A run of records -
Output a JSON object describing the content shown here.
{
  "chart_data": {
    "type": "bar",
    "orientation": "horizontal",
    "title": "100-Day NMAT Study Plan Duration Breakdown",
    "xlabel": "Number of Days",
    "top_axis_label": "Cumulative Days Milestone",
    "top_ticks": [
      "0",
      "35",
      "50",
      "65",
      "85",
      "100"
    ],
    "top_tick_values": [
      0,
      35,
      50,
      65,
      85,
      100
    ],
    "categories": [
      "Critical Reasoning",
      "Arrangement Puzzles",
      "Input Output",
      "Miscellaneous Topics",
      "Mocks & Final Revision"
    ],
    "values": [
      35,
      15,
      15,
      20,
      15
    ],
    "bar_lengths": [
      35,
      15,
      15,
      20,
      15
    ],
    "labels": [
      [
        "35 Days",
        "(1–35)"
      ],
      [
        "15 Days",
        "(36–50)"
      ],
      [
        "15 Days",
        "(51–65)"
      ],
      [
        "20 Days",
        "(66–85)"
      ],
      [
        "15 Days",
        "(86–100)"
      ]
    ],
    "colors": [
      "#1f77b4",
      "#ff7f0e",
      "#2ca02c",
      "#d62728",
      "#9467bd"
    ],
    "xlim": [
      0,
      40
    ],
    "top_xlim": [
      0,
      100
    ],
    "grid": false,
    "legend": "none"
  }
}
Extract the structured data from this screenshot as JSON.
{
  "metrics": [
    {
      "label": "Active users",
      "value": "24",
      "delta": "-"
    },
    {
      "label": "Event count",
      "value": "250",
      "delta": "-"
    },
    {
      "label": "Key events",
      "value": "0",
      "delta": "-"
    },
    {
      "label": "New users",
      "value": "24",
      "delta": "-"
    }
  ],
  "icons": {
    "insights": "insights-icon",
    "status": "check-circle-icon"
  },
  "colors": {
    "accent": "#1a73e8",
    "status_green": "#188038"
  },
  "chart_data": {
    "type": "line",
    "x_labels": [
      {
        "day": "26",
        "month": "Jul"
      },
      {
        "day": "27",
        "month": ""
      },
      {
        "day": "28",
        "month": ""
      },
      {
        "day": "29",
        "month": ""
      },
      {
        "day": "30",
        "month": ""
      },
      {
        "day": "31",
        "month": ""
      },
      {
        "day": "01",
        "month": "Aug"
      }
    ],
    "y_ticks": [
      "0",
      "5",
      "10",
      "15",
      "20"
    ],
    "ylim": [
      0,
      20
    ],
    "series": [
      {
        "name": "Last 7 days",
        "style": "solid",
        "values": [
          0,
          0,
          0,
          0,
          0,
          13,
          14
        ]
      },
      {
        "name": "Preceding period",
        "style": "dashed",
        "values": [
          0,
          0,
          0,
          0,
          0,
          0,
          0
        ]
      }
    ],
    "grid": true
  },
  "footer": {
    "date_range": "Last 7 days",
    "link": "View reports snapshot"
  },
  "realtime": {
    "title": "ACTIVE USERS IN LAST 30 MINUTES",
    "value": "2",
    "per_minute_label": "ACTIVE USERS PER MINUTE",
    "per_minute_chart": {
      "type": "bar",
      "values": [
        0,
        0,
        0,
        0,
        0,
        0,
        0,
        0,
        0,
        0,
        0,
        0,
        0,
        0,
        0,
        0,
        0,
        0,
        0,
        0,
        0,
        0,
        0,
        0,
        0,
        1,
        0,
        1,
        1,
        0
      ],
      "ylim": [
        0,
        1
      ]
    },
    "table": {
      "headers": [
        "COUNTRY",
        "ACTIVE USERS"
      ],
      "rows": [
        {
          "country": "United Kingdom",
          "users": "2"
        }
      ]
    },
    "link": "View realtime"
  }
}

Task to complete -
Exactly reproduce every record.

Final answer -
Output a JSON object describing the content shown here.
{
  "chart_data": {
    "type": "bar",
    "orientation": "horizontal",
    "title": "100-Day NMAT Study Plan Duration Breakdown",
    "xlabel": "Number of Days",
    "top_axis_label": "Cumulative Days Milestone",
    "top_ticks": [
      "0",
      "35",
      "50",
      "65",
      "85",
      "100"
    ],
    "top_tick_values": [
      0,
      35,
      50,
      65,
      85,
      100
    ],
    "categories": [
      "Critical Reasoning",
      "Arrangement Puzzles",
      "Input Output",
      "Miscellaneous Topics",
      "Mocks & Final Revision"
    ],
    "values": [
      35,
      15,
      15,
      20,
      15
    ],
    "bar_lengths": [
      35,
      15,
      15,
      20,
      15
    ],
    "labels": [
      [
        "35 Days",
        "(1–35)"
      ],
      [
        "15 Days",
        "(36–50)"
      ],
      [
        "15 Days",
        "(51–65)"
      ],
      [
        "20 Days",
        "(66–85)"
      ],
      [
        "15 Days",
        "(86–100)"
      ]
    ],
    "colors": [
      "#1f77b4",
      "#ff7f0e",
      "#2ca02c",
      "#d62728",
      "#9467bd"
    ],
    "xlim": [
      0,
      40
    ],
    "top_xlim": [
      0,
      100
    ],
    "grid": false,
    "legend": "none"
  }
}
Extract the structured data from this screenshot as JSON.
{
  "metrics": [
    {
      "label": "Active users",
      "value": "24",
      "delta": "-"
    },
    {
      "label": "Event count",
      "value": "250",
      "delta": "-"
    },
    {
      "label": "Key events",
      "value": "0",
      "delta": "-"
    },
    {
      "label": "New users",
      "value": "24",
      "delta": "-"
    }
  ],
  "icons": {
    "insights": "insights-icon",
    "status": "check-circle-icon"
  },
  "colors": {
    "accent": "#1a73e8",
    "status_green": "#188038"
  },
  "chart_data": {
    "type": "line",
    "x_labels": [
      {
        "day": "26",
        "month": "Jul"
      },
      {
        "day": "27",
        "month": ""
      },
      {
        "day": "28",
        "month": ""
      },
      {
        "day": "29",
        "month": ""
      },
      {
        "day": "30",
        "month": ""
      },
      {
        "day": "31",
        "month": ""
      },
      {
        "day": "01",
        "month": "Aug"
      }
    ],
    "y_ticks": [
      "0",
      "5",
      "10",
      "15",
      "20"
    ],
    "ylim": [
      0,
      20
    ],
    "series": [
      {
        "name": "Last 7 days",
        "style": "solid",
        "values": [
          0,
          0,
          0,
          0,
          0,
          13,
          14
        ]
      },
      {
        "name": "Preceding period",
        "style": "dashed",
        "values": [
          0,
          0,
          0,
          0,
          0,
          0,
          0
        ]
      }
    ],
    "grid": true
  },
  "footer": {
    "date_range": "Last 7 days",
    "link": "View reports snapshot"
  },
  "realtime": {
    "title": "ACTIVE USERS IN LAST 30 MINUTES",
    "value": "2",
    "per_minute_label": "ACTIVE USERS PER MINUTE",
    "per_minute_chart": {
      "type": "bar",
      "values": [
        0,
        0,
        0,
        0,
        0,
        0,
        0,
        0,
        0,
        0,
        0,
        0,
        0,
        0,
        0,
        0,
        0,
        0,
        0,
        0,
        0,
        0,
        0,
        0,
        0,
        1,
        0,
        1,
        1,
        0
      ],
      "ylim": [
        0,
        1
      ]
    },
    "table": {
      "headers": [
        "COUNTRY",
        "ACTIVE USERS"
      ],
      "rows": [
        {
          "country": "United Kingdom",
          "users": "2"
        }
      ]
    },
    "link": "View realtime"
  }
}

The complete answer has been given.